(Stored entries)
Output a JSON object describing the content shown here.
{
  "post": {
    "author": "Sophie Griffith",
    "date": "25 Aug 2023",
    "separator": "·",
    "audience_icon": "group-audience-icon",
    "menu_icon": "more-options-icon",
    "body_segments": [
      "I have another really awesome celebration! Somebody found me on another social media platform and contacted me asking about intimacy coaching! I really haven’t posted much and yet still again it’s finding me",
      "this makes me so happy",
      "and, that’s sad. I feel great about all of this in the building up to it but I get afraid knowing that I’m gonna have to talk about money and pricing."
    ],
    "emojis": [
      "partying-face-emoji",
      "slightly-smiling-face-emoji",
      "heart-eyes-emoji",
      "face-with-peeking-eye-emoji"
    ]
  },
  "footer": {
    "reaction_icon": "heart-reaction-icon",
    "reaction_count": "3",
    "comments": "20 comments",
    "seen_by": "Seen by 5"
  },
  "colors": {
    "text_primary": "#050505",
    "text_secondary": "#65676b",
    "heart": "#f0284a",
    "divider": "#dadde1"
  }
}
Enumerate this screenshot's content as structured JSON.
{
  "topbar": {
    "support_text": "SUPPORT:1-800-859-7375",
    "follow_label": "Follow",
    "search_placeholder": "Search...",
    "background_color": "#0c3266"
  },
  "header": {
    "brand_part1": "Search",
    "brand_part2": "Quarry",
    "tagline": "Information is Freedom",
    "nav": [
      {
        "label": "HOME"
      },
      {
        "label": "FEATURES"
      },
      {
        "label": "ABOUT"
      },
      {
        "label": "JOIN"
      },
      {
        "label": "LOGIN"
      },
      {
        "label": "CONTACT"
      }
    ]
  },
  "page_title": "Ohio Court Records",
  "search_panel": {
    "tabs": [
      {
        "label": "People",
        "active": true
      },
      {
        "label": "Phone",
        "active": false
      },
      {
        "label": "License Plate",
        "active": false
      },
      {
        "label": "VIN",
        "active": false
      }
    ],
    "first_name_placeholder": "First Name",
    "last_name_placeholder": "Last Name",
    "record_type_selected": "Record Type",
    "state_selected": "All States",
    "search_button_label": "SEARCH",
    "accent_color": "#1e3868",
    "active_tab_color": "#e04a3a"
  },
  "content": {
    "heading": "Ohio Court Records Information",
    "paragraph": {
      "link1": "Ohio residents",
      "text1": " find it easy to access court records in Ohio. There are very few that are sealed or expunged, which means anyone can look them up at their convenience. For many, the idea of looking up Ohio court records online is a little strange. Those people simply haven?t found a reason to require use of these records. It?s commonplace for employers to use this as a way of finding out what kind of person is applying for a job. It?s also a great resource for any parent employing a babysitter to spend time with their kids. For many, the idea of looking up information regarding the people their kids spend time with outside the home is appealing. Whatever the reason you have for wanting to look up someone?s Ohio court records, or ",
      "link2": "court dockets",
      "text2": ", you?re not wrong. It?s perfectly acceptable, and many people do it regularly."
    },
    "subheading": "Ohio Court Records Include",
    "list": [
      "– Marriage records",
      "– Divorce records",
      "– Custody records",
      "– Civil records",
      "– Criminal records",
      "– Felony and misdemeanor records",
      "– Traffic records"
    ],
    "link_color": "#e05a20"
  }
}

[Task description]:
Could you quote the material above in full, exactly as it stands?

[Output below]:
Output a JSON object describing the content shown here.
{
  "post": {
    "author": "Sophie Griffith",
    "date": "25 Aug 2023",
    "separator": "·",
    "audience_icon": "group-audience-icon",
    "menu_icon": "more-options-icon",
    "body_segments": [
      "I have another really awesome celebration! Somebody found me on another social media platform and contacted me asking about intimacy coaching! I really haven’t posted much and yet still again it’s finding me",
      "this makes me so happy",
      "and, that’s sad. I feel great about all of this in the building up to it but I get afraid knowing that I’m gonna have to talk about money and pricing."
    ],
    "emojis": [
      "partying-face-emoji",
      "slightly-smiling-face-emoji",
      "heart-eyes-emoji",
      "face-with-peeking-eye-emoji"
    ]
  },
  "footer": {
    "reaction_icon": "heart-reaction-icon",
    "reaction_count": "3",
    "comments": "20 comments",
    "seen_by": "Seen by 5"
  },
  "colors": {
    "text_primary": "#050505",
    "text_secondary": "#65676b",
    "heart": "#f0284a",
    "divider": "#dadde1"
  }
}
Enumerate this screenshot's content as structured JSON.
{
  "topbar": {
    "support_text": "SUPPORT:1-800-859-7375",
    "follow_label": "Follow",
    "search_placeholder": "Search...",
    "background_color": "#0c3266"
  },
  "header": {
    "brand_part1": "Search",
    "brand_part2": "Quarry",
    "tagline": "Information is Freedom",
    "nav": [
      {
        "label": "HOME"
      },
      {
        "label": "FEATURES"
      },
      {
        "label": "ABOUT"
      },
      {
        "label": "JOIN"
      },
      {
        "label": "LOGIN"
      },
      {
        "label": "CONTACT"
      }
    ]
  },
  "page_title": "Ohio Court Records",
  "search_panel": {
    "tabs": [
      {
        "label": "People",
        "active": true
      },
      {
        "label": "Phone",
        "active": false
      },
      {
        "label": "License Plate",
        "active": false
      },
      {
        "label": "VIN",
        "active": false
      }
    ],
    "first_name_placeholder": "First Name",
    "last_name_placeholder": "Last Name",
    "record_type_selected": "Record Type",
    "state_selected": "All States",
    "search_button_label": "SEARCH",
    "accent_color": "#1e3868",
    "active_tab_color": "#e04a3a"
  },
  "content": {
    "heading": "Ohio Court Records Information",
    "paragraph": {
      "link1": "Ohio residents",
      "text1": " find it easy to access court records in Ohio. There are very few that are sealed or expunged, which means anyone can look them up at their convenience. For many, the idea of looking up Ohio court records online is a little strange. Those people simply haven?t found a reason to require use of these records. It?s commonplace for employers to use this as a way of finding out what kind of person is applying for a job. It?s also a great resource for any parent employing a babysitter to spend time with their kids. For many, the idea of looking up information regarding the people their kids spend time with outside the home is appealing. Whatever the reason you have for wanting to look up someone?s Ohio court records, or ",
      "link2": "court dockets",
      "text2": ", you?re not wrong. It?s perfectly acceptable, and many people do it regularly."
    },
    "subheading": "Ohio Court Records Include",
    "list": [
      "– Marriage records",
      "– Divorce records",
      "– Custody records",
      "– Civil records",
      "– Criminal records",
      "– Felony and misdemeanor records",
      "– Traffic records"
    ],
    "link_color": "#e05a20"
  }
}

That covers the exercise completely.